» **WHAT IS BEING ASKED**: Copy out the entries exactly, from the first line to the last.

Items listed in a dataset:
::::::::
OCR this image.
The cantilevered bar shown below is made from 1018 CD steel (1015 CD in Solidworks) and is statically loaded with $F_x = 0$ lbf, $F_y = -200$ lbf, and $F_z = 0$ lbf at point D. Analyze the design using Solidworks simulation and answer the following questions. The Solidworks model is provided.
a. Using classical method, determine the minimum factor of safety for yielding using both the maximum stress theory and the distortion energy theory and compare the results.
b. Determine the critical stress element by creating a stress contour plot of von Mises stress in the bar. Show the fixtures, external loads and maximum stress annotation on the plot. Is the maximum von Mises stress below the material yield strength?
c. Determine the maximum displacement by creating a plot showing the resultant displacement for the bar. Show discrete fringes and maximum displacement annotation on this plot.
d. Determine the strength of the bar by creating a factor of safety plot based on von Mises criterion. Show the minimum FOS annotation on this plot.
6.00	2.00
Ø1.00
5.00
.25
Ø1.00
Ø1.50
::::::::
» **OUTPUT FOR THIS TASK**:
OCR this image.
The cantilevered bar shown below is made from 1018 CD steel (1015 CD in Solidworks) and is statically loaded with $F_x = 0$ lbf, $F_y = -200$ lbf, and $F_z = 0$ lbf at point D. Analyze the design using Solidworks simulation and answer the following questions. The Solidworks model is provided.
a. Using classical method, determine the minimum factor of safety for yielding using both the maximum stress theory and the distortion energy theory and compare the results.
b. Determine the critical stress element by creating a stress contour plot of von Mises stress in the bar. Show the fixtures, external loads and maximum stress annotation on the plot. Is the maximum von Mises stress below the material yield strength?
c. Determine the maximum displacement by creating a plot showing the resultant displacement for the bar. Show discrete fringes and maximum displacement annotation on this plot.
d. Determine the strength of the bar by creating a factor of safety plot based on von Mises criterion. Show the minimum FOS annotation on this plot.
6.00	2.00
Ø1.00
5.00
.25
Ø1.00
Ø1.50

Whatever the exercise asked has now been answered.